## Dataset entries
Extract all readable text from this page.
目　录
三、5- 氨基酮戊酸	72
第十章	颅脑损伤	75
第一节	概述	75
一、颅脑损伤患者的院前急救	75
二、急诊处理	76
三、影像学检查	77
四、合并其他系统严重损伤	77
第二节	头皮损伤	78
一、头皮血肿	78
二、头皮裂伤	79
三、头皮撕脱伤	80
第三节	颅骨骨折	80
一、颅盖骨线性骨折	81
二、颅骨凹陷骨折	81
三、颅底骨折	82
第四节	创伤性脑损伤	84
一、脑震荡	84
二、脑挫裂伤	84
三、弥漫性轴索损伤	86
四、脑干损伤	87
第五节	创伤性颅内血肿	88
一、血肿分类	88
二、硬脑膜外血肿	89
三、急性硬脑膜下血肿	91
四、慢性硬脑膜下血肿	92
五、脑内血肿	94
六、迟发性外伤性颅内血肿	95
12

## Exercise details
Copy each line of the data above without altering a single character.

## Task output
Extract all readable text from this page.
目　录
三、5- 氨基酮戊酸	72
第十章	颅脑损伤	75
第一节	概述	75
一、颅脑损伤患者的院前急救	75
二、急诊处理	76
三、影像学检查	77
四、合并其他系统严重损伤	77
第二节	头皮损伤	78
一、头皮血肿	78
二、头皮裂伤	79
三、头皮撕脱伤	80
第三节	颅骨骨折	80
一、颅盖骨线性骨折	81
二、颅骨凹陷骨折	81
三、颅底骨折	82
第四节	创伤性脑损伤	84
一、脑震荡	84
二、脑挫裂伤	84
三、弥漫性轴索损伤	86
四、脑干损伤	87
第五节	创伤性颅内血肿	88
一、血肿分类	88
二、硬脑膜外血肿	89
三、急性硬脑膜下血肿	91
四、慢性硬脑膜下血肿	92
五、脑内血肿	94
六、迟发性外伤性颅内血肿	95
12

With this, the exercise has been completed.